● **DIRECTION**
The exercise asks you to copy every line below in which "icon" appears.

● **DATA SUPPLIED**
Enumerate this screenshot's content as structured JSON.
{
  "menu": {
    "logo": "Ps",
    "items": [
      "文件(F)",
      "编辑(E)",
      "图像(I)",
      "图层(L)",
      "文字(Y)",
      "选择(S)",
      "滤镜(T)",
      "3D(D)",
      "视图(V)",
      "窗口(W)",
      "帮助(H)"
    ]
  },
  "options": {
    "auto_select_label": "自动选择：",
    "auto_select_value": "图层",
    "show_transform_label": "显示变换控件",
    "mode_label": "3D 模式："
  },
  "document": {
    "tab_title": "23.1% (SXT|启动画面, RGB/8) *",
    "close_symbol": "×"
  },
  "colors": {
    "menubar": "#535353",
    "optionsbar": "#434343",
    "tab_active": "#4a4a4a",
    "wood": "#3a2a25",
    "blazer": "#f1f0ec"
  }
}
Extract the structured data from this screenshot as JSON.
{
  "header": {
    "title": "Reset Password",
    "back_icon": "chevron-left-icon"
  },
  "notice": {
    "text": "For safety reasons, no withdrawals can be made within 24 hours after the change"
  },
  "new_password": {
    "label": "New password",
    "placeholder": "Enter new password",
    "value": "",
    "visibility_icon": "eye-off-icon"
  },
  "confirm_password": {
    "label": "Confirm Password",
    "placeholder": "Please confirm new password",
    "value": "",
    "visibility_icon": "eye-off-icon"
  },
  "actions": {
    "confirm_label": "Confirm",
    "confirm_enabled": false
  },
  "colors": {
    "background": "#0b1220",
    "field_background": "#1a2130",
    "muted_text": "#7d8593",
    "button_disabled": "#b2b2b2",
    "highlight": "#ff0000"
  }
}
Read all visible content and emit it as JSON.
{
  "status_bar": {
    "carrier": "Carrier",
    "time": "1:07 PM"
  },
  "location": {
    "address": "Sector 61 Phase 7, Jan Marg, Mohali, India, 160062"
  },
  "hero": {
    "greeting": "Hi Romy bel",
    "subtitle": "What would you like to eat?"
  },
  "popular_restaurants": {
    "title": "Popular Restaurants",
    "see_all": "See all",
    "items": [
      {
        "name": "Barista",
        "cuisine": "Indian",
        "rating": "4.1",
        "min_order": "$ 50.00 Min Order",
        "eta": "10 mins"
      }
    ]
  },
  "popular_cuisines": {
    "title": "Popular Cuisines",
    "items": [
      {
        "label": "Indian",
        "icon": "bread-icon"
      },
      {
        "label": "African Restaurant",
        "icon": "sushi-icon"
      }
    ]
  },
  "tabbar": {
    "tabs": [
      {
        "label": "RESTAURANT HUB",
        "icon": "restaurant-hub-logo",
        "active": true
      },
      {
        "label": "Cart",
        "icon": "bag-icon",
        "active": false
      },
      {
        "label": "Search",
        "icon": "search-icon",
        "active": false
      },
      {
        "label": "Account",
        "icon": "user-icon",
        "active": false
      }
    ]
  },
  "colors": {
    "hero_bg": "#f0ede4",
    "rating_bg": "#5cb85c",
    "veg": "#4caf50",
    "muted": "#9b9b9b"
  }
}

● **TASK OUTPUT**
    "back_icon": "chevron-left-icon"
    "visibility_icon": "eye-off-icon"
    "visibility_icon": "eye-off-icon"
        "icon": "bread-icon"
        "icon": "sushi-icon"
        "icon": "restaurant-hub-logo",
        "icon": "bag-icon",
        "icon": "search-icon",
        "icon": "user-icon",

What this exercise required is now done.